__Data for this task__.
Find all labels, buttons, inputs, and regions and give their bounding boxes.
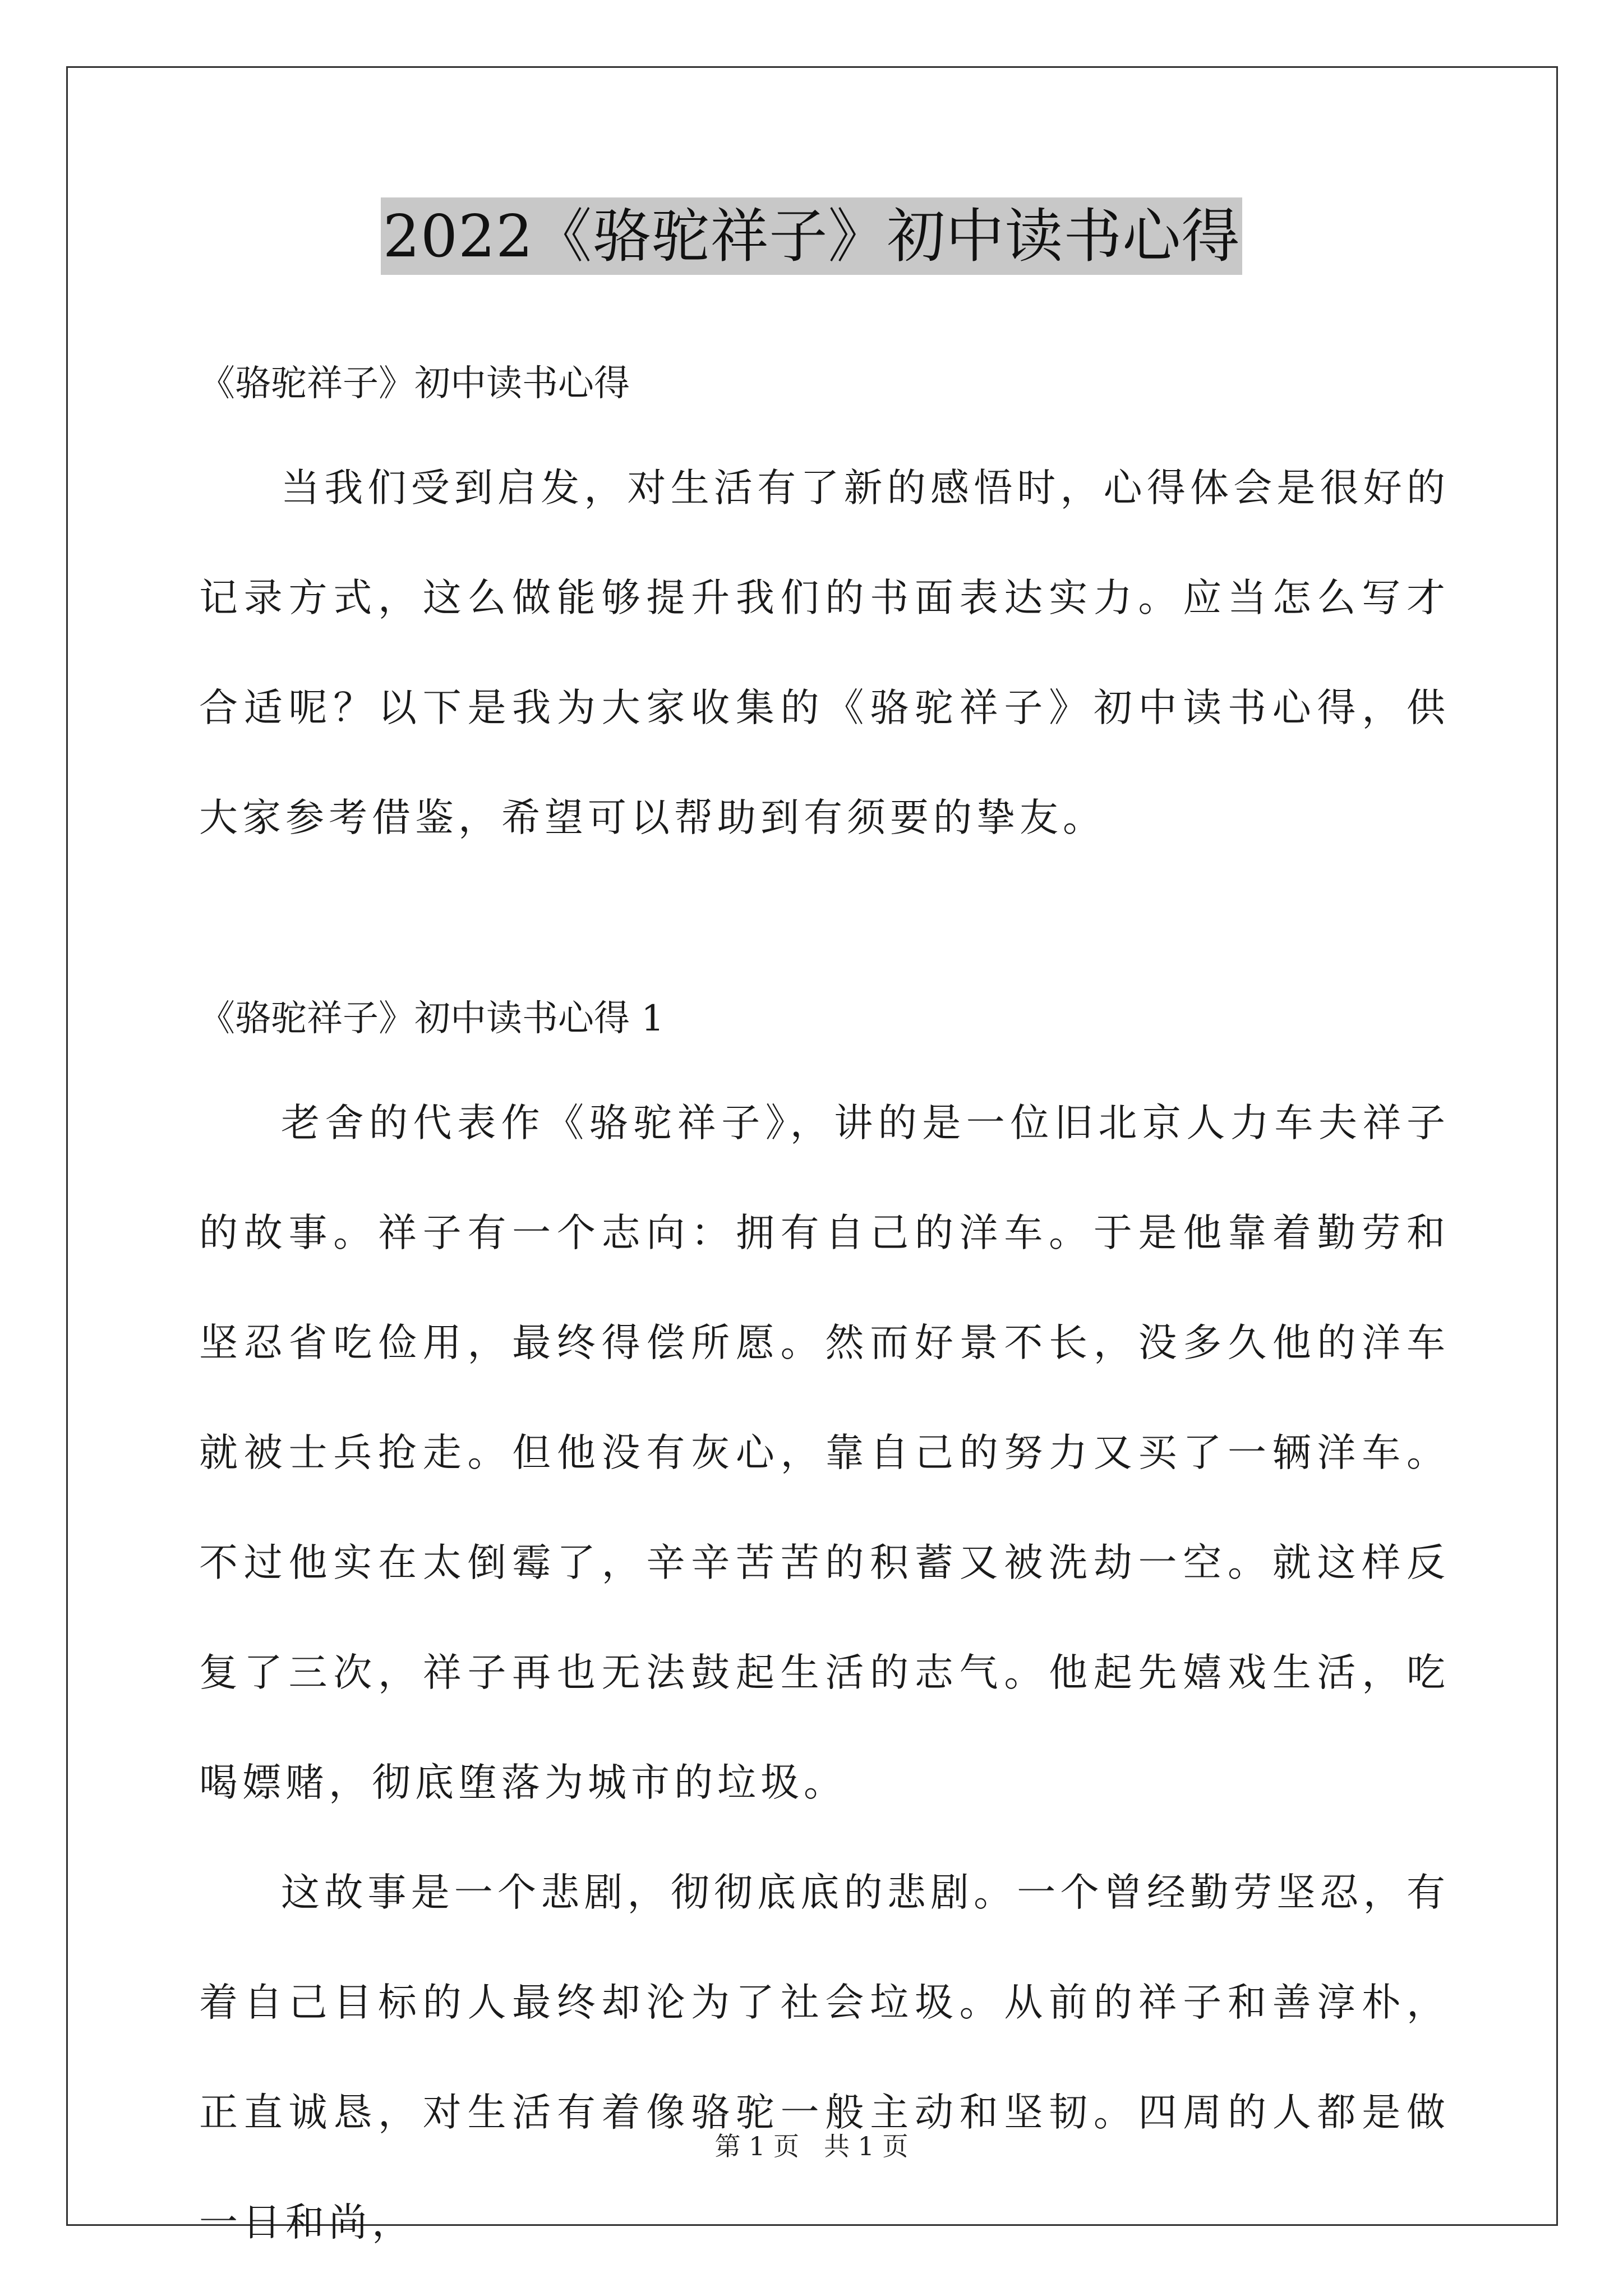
document-body [199, 337, 1450, 2277]
section-spacer [199, 873, 1450, 992]
section-heading: 《骆驼祥子》初中读书心得 1 [199, 998, 665, 1039]
body-paragraph-1: 老舍的代表作《骆驼祥子》，讲的是一位旧北京人力车夫祥子的故事。祥子有一个志向：拥有自己的洋车。于是他靠着勤劳和坚忍省吃俭用，最终得偿所愿。然而好景不长，没多久他的洋车就被士兵抢走。但他没有灰心，靠自己的努力又买了一辆洋车。不过他实在太倒霉了，辛辛苦苦的积蓄又被洗劫一空。就这样反复了三次，祥子再也无法鼓起生活的志气。他起先嬉戏生活，吃喝嫖赌，彻底堕落为城市的垃圾。 [199, 1101, 1450, 1805]
body-paragraph-2: 这故事是一个悲剧，彻彻底底的悲剧。一个曾经勤劳坚忍，有着自己目标的人最终却沦为了社会垃圾。从前的祥子和善淳朴，正直诚恳，对生活有着像骆驼一般主动和坚韧。四周的人都是做一日和尚， [199, 1870, 1450, 2245]
intro-paragraph: 当我们受到启发，对生活有了新的感悟时，心得体会是很好的记录方式，这么做能够提升我们的书面表达实力。应当怎么写才合适呢？以下是我为大家收集的《骆驼祥子》初中读书心得，供大家参考借鉴，希望可以帮助到有须要的挚友。 [199, 466, 1450, 840]
document-subtitle: 《骆驼祥子》初中读书心得 [199, 363, 630, 404]
page-total: 共 1 页 [824, 2131, 909, 2161]
document-title: 2022《骆驼祥子》初中读书心得 [381, 197, 1243, 275]
page-footer [0, 2129, 1623, 2163]
page-number: 第 1 页 [714, 2131, 799, 2161]
title-container [0, 197, 1623, 275]
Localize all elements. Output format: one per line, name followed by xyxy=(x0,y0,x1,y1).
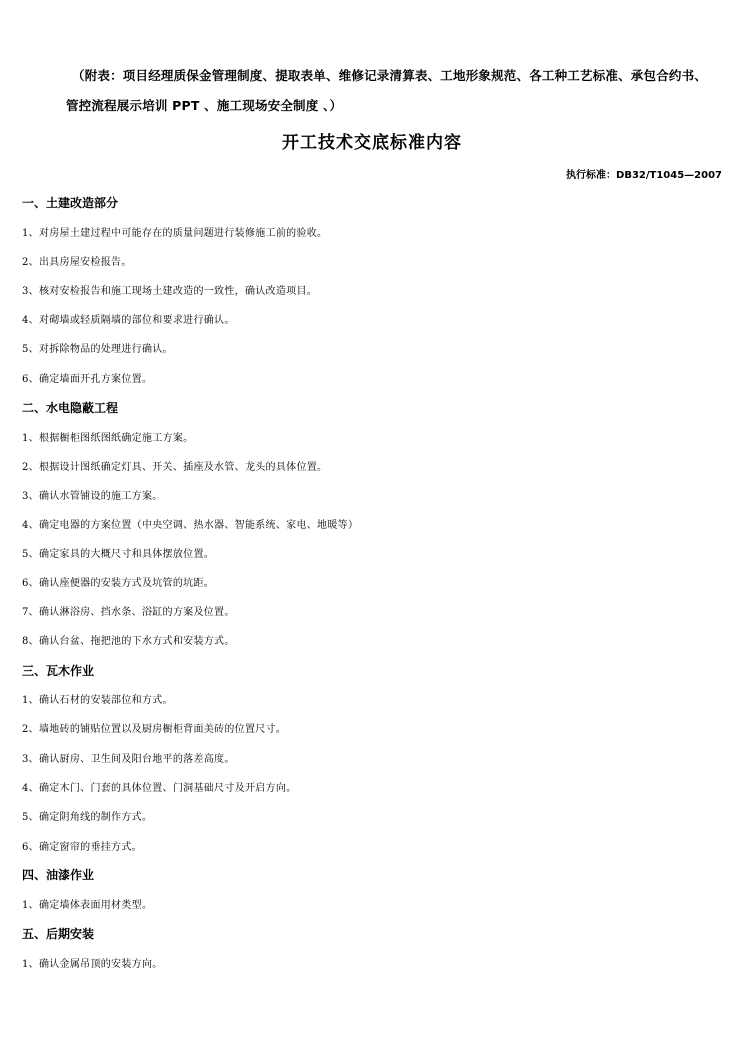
section-heading: 一、土建改造部分 xyxy=(22,196,119,210)
list-item: 6、确认座便器的安装方式及坑管的坑距。 xyxy=(22,578,215,589)
list-item: 2、出具房屋安检报告。 xyxy=(22,257,132,268)
list-item: 5、确定家具的大概尺寸和具体摆放位置。 xyxy=(22,549,215,560)
list-item: 1、根据橱柜图纸图纸确定施工方案。 xyxy=(22,433,194,444)
list-item: 2、墙地砖的铺贴位置以及厨房橱柜背面美砖的位置尺寸。 xyxy=(22,724,287,735)
list-item: 3、确认厨房、卫生间及阳台地平的落差高度。 xyxy=(22,754,235,765)
list-item: 1、确定墙体表面用材类型。 xyxy=(22,900,153,911)
list-item: 8、确认台盆、拖把池的下水方式和安装方式。 xyxy=(22,636,235,647)
list-item: 7、确认淋浴房、挡水条、浴缸的方案及位置。 xyxy=(22,607,235,618)
list-item: 4、确定电器的方案位置（中央空调、热水器、智能系统、家电、地暖等） xyxy=(22,520,359,531)
list-item: 2、根据设计图纸确定灯具、开关、插座及水管、龙头的具体位置。 xyxy=(22,462,328,473)
attachment-note-line-1: （附表：项目经理质保金管理制度、提取表单、维修记录清算表、工地形象规范、各工种工艺标准、承包合约书、 xyxy=(72,68,708,83)
document-title: 开工技术交底标准内容 xyxy=(282,133,462,153)
attachment-note-line-2: 管控流程展示培训 PPT 、施工现场安全制度 、） xyxy=(66,98,343,113)
section-heading: 二、水电隐蔽工程 xyxy=(22,401,119,415)
execution-standard: 执行标准：DB32/T1045—2007 xyxy=(566,170,722,181)
list-item: 3、核对安检报告和施工现场土建改造的一致性，确认改造项目。 xyxy=(22,286,318,297)
list-item: 5、确定阴角线的制作方式。 xyxy=(22,812,153,823)
list-item: 6、确定窗帘的垂挂方式。 xyxy=(22,842,142,853)
list-item: 1、确认石材的安装部位和方式。 xyxy=(22,695,173,706)
list-item: 3、确认水管铺设的施工方案。 xyxy=(22,491,163,502)
list-item: 4、确定木门、门套的具体位置、门洞基础尺寸及开启方向。 xyxy=(22,783,297,794)
section-heading: 四、油漆作业 xyxy=(22,868,95,882)
list-item: 6、确定墙面开孔方案位置。 xyxy=(22,374,153,385)
list-item: 4、对砌墙或轻质隔墙的部位和要求进行确认。 xyxy=(22,315,235,326)
list-item: 5、对拆除物品的处理进行确认。 xyxy=(22,344,173,355)
section-heading: 五、后期安装 xyxy=(22,927,95,941)
list-item: 1、对房屋土建过程中可能存在的质量问题进行装修施工前的验收。 xyxy=(22,228,328,239)
list-item: 1、确认金属吊顶的安装方向。 xyxy=(22,959,163,970)
section-heading: 三、瓦木作业 xyxy=(22,664,95,678)
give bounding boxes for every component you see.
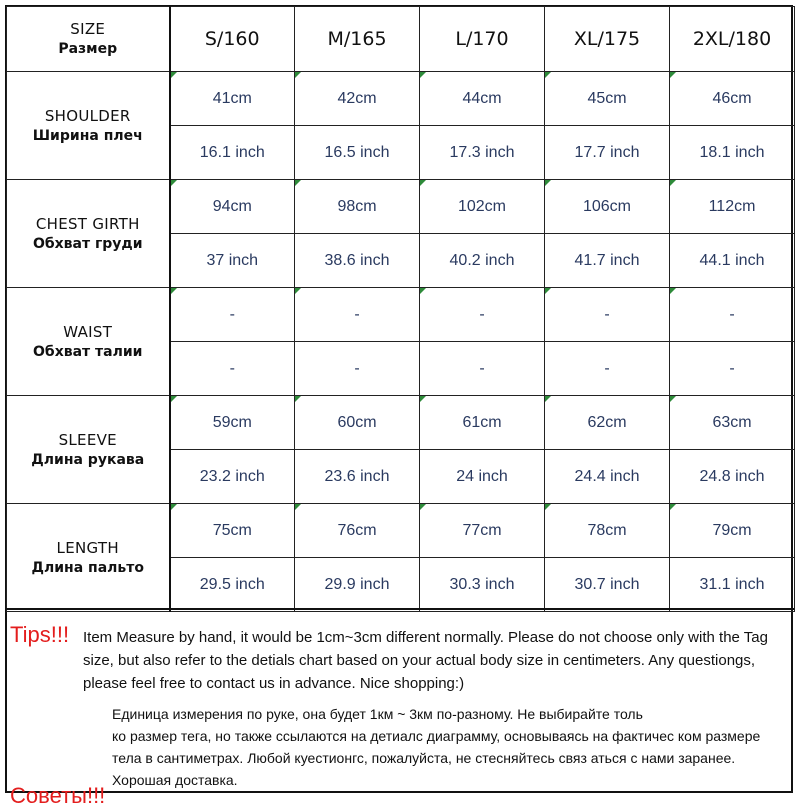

__What to produce__. Extract every line of all the items above verbatim, omitting the pictures.

__Response to this exercise__.
Find all labels, buttons, inputs, and regions and give their bounding boxes.
document-body [199, 337, 1450, 2277]
section-spacer [199, 873, 1450, 992]
section-heading: 《骆驼祥子》初中读书心得 1 [199, 998, 665, 1039]
body-paragraph-1: 老舍的代表作《骆驼祥子》，讲的是一位旧北京人力车夫祥子的故事。祥子有一个志向：拥有自己的洋车。于是他靠着勤劳和坚忍省吃俭用，最终得偿所愿。然而好景不长，没多久他的洋车就被士兵抢走。但他没有灰心，靠自己的努力又买了一辆洋车。不过他实在太倒霉了，辛辛苦苦的积蓄又被洗劫一空。就这样反复了三次，祥子再也无法鼓起生活的志气。他起先嬉戏生活，吃喝嫖赌，彻底堕落为城市的垃圾。 [199, 1101, 1450, 1805]
body-paragraph-2: 这故事是一个悲剧，彻彻底底的悲剧。一个曾经勤劳坚忍，有着自己目标的人最终却沦为了社会垃圾。从前的祥子和善淳朴，正直诚恳，对生活有着像骆驼一般主动和坚韧。四周的人都是做一日和尚， [199, 1870, 1450, 2245]
intro-paragraph: 当我们受到启发，对生活有了新的感悟时，心得体会是很好的记录方式，这么做能够提升我们的书面表达实力。应当怎么写才合适呢？以下是我为大家收集的《骆驼祥子》初中读书心得，供大家参考借鉴，希望可以帮助到有须要的挚友。 [199, 466, 1450, 840]
document-subtitle: 《骆驼祥子》初中读书心得 [199, 363, 630, 404]
page-total: 共 1 页 [824, 2131, 909, 2161]
document-title: 2022《骆驼祥子》初中读书心得 [381, 197, 1243, 275]
page-footer [0, 2129, 1623, 2163]
page-number: 第 1 页 [714, 2131, 799, 2161]
title-container [0, 197, 1623, 275]
Localize all elements. Output format: one per line, name followed by xyxy=(x0,y0,x1,y1).
section-heading: 一、土建改造部分 xyxy=(22,196,119,210)
list-item: 6、确认座便器的安装方式及坑管的坑距。 xyxy=(22,578,215,589)
list-item: 2、出具房屋安检报告。 xyxy=(22,257,132,268)
list-item: 5、确定家具的大概尺寸和具体摆放位置。 xyxy=(22,549,215,560)
list-item: 1、根据橱柜图纸图纸确定施工方案。 xyxy=(22,433,194,444)
list-item: 2、墙地砖的铺贴位置以及厨房橱柜背面美砖的位置尺寸。 xyxy=(22,724,287,735)
list-item: 3、确认厨房、卫生间及阳台地平的落差高度。 xyxy=(22,754,235,765)
list-item: 1、确定墙体表面用材类型。 xyxy=(22,900,153,911)
list-item: 8、确认台盆、拖把池的下水方式和安装方式。 xyxy=(22,636,235,647)
list-item: 7、确认淋浴房、挡水条、浴缸的方案及位置。 xyxy=(22,607,235,618)
list-item: 4、确定电器的方案位置（中央空调、热水器、智能系统、家电、地暖等） xyxy=(22,520,359,531)
list-item: 2、根据设计图纸确定灯具、开关、插座及水管、龙头的具体位置。 xyxy=(22,462,328,473)
attachment-note-line-1: （附表：项目经理质保金管理制度、提取表单、维修记录清算表、工地形象规范、各工种工艺标准、承包合约书、 xyxy=(72,68,708,83)
document-title: 开工技术交底标准内容 xyxy=(282,133,462,153)
attachment-note-line-2: 管控流程展示培训 PPT 、施工现场安全制度 、） xyxy=(66,98,343,113)
section-heading: 二、水电隐蔽工程 xyxy=(22,401,119,415)
execution-standard: 执行标准：DB32/T1045—2007 xyxy=(566,170,722,181)
list-item: 3、核对安检报告和施工现场土建改造的一致性，确认改造项目。 xyxy=(22,286,318,297)
list-item: 5、确定阴角线的制作方式。 xyxy=(22,812,153,823)
list-item: 6、确定窗帘的垂挂方式。 xyxy=(22,842,142,853)
list-item: 1、确认石材的安装部位和方式。 xyxy=(22,695,173,706)
list-item: 3、确认水管铺设的施工方案。 xyxy=(22,491,163,502)
list-item: 4、确定木门、门套的具体位置、门洞基础尺寸及开启方向。 xyxy=(22,783,297,794)
section-heading: 四、油漆作业 xyxy=(22,868,95,882)
list-item: 6、确定墙面开孔方案位置。 xyxy=(22,374,153,385)
list-item: 4、对砌墙或轻质隔墙的部位和要求进行确认。 xyxy=(22,315,235,326)
list-item: 5、对拆除物品的处理进行确认。 xyxy=(22,344,173,355)
section-heading: 五、后期安装 xyxy=(22,927,95,941)
list-item: 1、对房屋土建过程中可能存在的质量问题进行装修施工前的验收。 xyxy=(22,228,328,239)
list-item: 1、确认金属吊顶的安装方向。 xyxy=(22,959,163,970)
section-heading: 三、瓦木作业 xyxy=(22,664,95,678)
give bounding boxes for every component you see.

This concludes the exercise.